## Short problem:
Give every distinct set of speaker initials in the meeting notes below on out-of-bounds clamping, in order of first appearance.

## Excerpt:

-----

Out-of-bounds clamping brings big perf regression on TFJS ML demos. (#1202)

  • KN: Basically, folks at Intel working on TF.js saw a big perf loss when turning on our robustness pass in Dawn. I think it was on D3D12 backend.
  • DS: They tested both clamping and min?
  • KN: I dont’ think they tested min, because we didn’t have it implemented. What they did was look at how FXC translates and it makes an imax and imin instruction. Probably woudln’t be enough. Telling us a couple things. 1. Probably need to make robustness rules relaxed enough so we can use vulkan robustness rather then requiring implementations making it well defined with clamp. 2. In presence of that, probably need to do some optimization to remove unnecessary clamps in cases where we do use clamps.
  • DM: Are you suggesting ar[4] and using non 0-3 then implementation can silently allow that without warnings? Thats what robustness gives you.
  • KN: Yes.
  • DM: No way to discover from programmer perspective. Weird nonportable behaviour
  • KN: Could have dev option to issue warnings somehow, but we have to achieve performance and don’t see anyother way to do it. Maybe we can do it with clamps if we have enough analysis to emit unnecessary clamps. But that’s not a given and is hard. My understanding si range analysis on numbers is hard.

-----

## Dataset rows:
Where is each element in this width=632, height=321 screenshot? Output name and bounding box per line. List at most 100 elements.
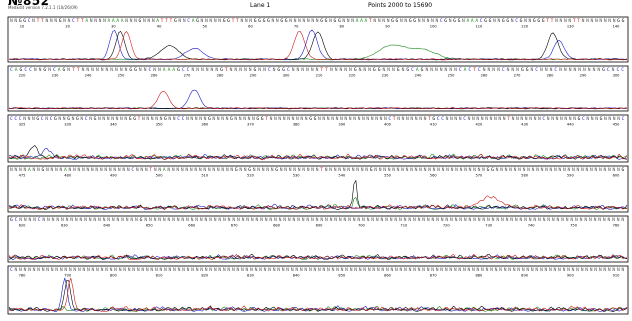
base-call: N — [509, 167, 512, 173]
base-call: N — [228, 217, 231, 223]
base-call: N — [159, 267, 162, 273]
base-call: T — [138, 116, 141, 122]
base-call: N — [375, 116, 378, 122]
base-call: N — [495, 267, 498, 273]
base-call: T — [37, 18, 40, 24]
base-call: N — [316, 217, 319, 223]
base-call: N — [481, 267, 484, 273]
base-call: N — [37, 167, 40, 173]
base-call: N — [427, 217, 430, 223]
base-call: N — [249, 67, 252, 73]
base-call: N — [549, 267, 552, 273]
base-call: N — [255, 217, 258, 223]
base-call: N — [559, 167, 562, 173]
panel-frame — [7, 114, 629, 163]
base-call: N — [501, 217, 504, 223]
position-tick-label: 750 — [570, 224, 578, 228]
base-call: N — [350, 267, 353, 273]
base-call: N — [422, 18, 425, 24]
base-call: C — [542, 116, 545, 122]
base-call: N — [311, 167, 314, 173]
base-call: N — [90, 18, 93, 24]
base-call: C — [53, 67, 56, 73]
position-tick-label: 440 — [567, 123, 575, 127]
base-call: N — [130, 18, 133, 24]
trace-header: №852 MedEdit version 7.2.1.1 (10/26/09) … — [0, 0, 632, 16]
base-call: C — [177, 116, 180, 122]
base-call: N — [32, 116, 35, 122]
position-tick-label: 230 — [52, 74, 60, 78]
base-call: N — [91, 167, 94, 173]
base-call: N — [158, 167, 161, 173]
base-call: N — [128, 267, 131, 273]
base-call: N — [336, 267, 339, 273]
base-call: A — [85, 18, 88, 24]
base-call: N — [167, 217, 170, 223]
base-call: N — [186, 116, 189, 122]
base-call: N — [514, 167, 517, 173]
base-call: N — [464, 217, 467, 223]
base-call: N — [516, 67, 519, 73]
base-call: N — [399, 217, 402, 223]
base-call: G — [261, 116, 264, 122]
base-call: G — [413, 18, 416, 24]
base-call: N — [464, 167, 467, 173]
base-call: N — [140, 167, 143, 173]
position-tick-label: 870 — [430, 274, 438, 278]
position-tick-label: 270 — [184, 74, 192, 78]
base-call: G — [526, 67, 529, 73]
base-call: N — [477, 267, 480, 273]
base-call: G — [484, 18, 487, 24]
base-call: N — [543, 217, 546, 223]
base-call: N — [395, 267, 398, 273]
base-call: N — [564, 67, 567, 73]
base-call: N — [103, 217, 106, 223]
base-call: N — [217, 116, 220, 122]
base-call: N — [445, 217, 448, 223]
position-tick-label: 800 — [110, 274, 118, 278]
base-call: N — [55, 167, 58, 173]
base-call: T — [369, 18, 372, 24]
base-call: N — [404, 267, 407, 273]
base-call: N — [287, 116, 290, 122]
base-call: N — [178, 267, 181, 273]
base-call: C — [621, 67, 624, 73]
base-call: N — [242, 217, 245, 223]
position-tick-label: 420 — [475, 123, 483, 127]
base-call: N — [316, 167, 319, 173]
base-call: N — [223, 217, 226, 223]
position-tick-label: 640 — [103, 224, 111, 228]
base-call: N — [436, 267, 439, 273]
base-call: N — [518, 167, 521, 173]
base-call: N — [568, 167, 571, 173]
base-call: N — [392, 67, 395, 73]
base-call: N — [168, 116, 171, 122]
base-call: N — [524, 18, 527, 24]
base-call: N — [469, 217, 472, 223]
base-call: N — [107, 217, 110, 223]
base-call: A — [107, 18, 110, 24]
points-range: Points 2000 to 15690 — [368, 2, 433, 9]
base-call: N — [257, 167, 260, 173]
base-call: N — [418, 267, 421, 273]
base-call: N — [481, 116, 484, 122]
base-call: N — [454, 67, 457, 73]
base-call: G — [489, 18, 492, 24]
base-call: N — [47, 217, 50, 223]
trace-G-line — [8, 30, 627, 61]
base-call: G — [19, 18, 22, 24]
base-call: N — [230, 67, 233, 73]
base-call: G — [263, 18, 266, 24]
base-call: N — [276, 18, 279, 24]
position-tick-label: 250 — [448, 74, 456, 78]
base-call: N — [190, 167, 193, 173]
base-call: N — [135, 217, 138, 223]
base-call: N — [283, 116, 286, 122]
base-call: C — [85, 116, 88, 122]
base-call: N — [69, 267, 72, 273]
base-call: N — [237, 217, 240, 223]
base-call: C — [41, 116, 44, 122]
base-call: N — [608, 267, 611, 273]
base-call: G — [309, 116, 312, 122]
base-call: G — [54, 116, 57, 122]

-----

## Task solution:
KN, DS, DM